--- Provided entries ---
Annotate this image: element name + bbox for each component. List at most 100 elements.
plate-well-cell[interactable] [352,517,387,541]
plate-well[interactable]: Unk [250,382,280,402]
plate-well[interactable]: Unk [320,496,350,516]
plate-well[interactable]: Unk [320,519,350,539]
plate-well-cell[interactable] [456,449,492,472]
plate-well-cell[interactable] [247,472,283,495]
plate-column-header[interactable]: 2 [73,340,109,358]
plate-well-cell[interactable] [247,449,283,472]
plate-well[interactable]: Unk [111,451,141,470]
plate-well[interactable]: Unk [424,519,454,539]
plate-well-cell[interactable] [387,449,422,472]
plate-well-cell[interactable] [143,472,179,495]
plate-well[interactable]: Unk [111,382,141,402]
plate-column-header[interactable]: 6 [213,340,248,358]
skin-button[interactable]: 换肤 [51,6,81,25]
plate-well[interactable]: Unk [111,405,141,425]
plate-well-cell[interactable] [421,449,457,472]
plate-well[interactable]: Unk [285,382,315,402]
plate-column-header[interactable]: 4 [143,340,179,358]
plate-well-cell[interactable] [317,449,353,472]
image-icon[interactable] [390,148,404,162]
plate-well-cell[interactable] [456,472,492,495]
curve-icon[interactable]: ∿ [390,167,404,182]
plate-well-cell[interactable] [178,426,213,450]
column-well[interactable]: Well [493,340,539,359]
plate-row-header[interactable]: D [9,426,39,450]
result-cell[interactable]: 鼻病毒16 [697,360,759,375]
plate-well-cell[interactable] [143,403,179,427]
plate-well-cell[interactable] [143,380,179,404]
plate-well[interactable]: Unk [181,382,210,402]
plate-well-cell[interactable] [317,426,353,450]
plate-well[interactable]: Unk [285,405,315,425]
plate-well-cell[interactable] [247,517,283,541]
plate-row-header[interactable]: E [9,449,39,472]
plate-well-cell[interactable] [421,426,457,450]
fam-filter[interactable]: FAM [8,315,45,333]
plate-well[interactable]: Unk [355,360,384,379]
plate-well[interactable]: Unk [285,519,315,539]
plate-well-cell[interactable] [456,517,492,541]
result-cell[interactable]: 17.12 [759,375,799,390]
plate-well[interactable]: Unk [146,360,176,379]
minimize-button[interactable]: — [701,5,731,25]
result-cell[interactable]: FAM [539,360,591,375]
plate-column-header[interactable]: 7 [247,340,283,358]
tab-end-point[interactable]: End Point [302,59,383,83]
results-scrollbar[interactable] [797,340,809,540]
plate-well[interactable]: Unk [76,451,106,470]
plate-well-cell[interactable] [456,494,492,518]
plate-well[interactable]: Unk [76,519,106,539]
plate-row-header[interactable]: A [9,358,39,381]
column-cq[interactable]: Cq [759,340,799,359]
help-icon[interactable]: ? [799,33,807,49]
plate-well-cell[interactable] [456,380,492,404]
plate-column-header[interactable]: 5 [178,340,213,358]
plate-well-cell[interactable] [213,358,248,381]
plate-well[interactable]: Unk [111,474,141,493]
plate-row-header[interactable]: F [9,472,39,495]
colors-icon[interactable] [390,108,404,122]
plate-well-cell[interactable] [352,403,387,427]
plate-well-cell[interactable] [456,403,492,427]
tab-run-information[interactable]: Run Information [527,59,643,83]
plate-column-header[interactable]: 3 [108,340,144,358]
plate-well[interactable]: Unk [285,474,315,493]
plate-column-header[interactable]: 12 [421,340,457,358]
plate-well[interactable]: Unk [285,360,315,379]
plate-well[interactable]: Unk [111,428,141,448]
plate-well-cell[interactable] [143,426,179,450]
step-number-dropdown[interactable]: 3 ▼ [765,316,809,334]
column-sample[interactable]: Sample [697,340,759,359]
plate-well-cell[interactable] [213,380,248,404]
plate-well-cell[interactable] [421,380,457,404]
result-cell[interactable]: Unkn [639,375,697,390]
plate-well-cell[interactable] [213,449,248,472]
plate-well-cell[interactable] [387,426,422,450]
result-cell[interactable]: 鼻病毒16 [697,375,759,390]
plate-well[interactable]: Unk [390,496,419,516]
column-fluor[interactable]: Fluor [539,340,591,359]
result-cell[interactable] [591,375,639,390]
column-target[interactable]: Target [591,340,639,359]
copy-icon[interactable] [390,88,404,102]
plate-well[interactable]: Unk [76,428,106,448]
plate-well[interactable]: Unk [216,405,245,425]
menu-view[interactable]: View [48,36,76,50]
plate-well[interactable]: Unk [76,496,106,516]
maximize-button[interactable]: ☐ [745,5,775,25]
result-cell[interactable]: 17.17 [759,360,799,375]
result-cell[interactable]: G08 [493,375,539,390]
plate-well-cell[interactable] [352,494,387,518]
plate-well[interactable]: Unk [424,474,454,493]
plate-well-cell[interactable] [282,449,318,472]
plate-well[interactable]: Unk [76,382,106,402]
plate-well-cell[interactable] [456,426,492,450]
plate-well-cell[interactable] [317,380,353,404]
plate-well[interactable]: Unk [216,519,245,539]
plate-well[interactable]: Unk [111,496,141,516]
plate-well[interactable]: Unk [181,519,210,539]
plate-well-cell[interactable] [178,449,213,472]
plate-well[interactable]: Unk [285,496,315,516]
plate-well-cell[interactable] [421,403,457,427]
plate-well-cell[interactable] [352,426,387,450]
---
** Written task **
Please print the items from the first line up to and including the line with "plate-well-cell[interactable] [456,472,492,495]", with every line reproduced unchanged.

** The completed task **
Annotate this image: element name + bbox for each component. List at most 100 elements.
plate-well-cell[interactable] [352,517,387,541]
plate-well[interactable]: Unk [250,382,280,402]
plate-well[interactable]: Unk [320,496,350,516]
plate-well[interactable]: Unk [320,519,350,539]
plate-well-cell[interactable] [456,449,492,472]
plate-well-cell[interactable] [247,472,283,495]
plate-column-header[interactable]: 2 [73,340,109,358]
plate-well-cell[interactable] [247,449,283,472]
plate-well[interactable]: Unk [111,451,141,470]
plate-well[interactable]: Unk [424,519,454,539]
plate-well-cell[interactable] [387,449,422,472]
plate-well-cell[interactable] [143,472,179,495]
plate-well[interactable]: Unk [111,382,141,402]
plate-column-header[interactable]: 6 [213,340,248,358]
skin-button[interactable]: 换肤 [51,6,81,25]
plate-well[interactable]: Unk [111,405,141,425]
plate-well-cell[interactable] [421,449,457,472]
plate-well[interactable]: Unk [285,382,315,402]
plate-column-header[interactable]: 4 [143,340,179,358]
plate-well-cell[interactable] [317,449,353,472]
image-icon[interactable] [390,148,404,162]
plate-well-cell[interactable] [456,472,492,495]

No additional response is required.